[Figure record listings]
::::::

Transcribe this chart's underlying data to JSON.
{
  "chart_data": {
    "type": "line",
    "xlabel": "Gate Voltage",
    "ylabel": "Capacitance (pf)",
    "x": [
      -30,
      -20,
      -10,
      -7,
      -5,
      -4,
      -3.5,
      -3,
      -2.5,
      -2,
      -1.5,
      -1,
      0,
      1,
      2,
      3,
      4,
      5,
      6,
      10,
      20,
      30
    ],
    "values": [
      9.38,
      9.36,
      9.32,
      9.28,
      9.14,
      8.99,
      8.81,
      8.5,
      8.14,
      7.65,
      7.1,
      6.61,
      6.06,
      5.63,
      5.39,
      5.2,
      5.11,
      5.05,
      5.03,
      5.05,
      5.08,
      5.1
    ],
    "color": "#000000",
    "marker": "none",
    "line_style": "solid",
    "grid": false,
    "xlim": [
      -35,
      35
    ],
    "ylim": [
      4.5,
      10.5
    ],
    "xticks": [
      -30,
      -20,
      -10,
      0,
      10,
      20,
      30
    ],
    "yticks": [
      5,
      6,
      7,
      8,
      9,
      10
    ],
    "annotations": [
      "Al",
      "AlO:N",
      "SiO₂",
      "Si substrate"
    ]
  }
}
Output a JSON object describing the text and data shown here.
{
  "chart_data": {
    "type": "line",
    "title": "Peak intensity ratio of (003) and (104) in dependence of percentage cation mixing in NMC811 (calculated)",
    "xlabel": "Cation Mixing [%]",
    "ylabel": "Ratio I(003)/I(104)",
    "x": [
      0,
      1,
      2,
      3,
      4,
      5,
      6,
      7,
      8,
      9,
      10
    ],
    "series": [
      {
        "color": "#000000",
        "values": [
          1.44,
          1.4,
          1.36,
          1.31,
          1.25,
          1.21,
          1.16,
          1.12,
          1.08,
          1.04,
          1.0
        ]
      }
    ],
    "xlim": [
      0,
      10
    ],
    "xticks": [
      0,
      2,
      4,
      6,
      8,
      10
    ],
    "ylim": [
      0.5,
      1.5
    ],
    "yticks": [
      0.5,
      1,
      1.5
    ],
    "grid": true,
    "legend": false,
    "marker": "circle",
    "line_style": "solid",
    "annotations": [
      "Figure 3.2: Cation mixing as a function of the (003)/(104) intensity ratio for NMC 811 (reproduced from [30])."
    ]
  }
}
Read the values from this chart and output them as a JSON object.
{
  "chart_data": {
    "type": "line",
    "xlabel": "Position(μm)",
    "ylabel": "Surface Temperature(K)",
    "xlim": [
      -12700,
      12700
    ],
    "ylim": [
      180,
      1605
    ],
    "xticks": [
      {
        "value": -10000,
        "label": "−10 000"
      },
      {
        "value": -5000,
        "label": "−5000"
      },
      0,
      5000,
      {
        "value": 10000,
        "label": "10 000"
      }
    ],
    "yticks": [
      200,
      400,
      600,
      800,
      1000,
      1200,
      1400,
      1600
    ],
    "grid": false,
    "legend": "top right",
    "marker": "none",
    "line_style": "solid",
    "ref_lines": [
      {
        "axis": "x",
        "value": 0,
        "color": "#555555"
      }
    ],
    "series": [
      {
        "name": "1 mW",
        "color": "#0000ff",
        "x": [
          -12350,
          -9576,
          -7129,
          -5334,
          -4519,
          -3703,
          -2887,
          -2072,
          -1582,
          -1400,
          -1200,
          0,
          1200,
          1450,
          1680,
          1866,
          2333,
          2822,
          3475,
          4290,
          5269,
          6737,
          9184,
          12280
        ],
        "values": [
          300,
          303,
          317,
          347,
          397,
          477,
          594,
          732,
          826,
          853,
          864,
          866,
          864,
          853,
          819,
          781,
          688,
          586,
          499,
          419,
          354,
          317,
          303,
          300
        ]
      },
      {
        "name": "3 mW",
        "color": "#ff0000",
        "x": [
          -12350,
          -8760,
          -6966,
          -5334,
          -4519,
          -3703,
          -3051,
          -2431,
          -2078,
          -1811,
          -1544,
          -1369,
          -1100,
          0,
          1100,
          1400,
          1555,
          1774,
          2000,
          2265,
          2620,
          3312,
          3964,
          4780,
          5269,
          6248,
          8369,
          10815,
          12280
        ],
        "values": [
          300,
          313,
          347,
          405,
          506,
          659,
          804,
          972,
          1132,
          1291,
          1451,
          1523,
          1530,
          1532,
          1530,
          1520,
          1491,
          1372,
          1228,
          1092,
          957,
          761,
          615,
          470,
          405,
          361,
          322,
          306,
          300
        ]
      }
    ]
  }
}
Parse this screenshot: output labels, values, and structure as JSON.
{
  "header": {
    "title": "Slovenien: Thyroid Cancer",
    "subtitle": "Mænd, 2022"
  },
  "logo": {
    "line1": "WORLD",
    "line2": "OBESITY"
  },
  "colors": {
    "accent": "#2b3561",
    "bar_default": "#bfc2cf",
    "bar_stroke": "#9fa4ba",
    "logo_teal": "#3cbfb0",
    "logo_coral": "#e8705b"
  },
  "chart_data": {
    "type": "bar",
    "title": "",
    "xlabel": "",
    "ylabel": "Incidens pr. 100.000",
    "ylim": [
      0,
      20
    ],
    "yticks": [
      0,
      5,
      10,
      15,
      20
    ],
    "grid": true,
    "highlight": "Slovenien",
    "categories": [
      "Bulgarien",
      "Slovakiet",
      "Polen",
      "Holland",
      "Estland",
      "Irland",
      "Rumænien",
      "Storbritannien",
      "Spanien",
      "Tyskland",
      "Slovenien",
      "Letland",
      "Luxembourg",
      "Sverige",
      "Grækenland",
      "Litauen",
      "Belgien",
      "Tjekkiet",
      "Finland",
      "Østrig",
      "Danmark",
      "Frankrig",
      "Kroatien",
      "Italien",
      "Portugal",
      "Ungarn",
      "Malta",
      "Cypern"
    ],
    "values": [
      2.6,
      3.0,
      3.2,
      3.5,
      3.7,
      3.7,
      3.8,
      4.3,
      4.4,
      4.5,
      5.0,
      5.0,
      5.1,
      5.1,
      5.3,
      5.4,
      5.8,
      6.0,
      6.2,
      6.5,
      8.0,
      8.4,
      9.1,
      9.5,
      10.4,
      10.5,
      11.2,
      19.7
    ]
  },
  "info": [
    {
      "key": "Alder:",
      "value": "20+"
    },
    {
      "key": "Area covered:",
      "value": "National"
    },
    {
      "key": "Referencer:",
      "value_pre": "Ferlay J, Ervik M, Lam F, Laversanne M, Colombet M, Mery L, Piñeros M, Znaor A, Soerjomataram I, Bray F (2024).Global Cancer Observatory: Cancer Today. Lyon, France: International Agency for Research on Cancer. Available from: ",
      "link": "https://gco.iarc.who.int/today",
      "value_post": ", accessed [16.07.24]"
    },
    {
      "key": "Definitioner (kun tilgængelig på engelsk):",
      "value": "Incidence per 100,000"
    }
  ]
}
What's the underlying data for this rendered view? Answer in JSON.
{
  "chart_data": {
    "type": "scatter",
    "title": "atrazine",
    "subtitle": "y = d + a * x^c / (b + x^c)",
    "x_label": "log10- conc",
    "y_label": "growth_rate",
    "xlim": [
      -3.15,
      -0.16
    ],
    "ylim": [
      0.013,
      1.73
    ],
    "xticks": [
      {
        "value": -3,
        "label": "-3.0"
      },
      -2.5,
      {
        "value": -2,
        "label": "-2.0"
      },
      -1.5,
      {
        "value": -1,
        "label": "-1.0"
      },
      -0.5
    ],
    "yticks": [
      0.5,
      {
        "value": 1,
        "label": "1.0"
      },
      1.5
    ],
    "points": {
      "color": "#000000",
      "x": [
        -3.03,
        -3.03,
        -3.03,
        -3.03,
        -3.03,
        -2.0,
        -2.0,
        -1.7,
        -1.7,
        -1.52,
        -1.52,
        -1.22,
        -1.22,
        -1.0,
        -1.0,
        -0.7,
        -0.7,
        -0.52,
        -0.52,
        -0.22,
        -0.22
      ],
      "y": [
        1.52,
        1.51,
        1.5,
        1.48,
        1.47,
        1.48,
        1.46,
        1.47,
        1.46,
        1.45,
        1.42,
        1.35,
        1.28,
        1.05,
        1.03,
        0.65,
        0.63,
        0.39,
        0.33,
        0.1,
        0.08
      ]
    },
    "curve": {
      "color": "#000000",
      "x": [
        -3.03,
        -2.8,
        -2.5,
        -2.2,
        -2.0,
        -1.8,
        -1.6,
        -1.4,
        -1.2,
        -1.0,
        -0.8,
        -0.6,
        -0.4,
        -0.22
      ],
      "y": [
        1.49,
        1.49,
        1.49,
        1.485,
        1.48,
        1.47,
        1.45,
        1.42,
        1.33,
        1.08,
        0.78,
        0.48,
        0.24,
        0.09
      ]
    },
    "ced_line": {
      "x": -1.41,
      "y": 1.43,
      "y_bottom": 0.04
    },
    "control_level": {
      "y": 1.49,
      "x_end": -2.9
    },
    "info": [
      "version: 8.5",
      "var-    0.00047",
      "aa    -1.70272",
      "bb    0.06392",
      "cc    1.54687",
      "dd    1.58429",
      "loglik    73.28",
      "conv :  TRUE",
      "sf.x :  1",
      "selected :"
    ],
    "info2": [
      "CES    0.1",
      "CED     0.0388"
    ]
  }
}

::::::

▶ _Set task_
Gather from the entries above all lines that include the string "underlying".

▶ _The solution_
Transcribe this chart's underlying data to JSON.
What's the underlying data for this rendered view? Answer in JSON.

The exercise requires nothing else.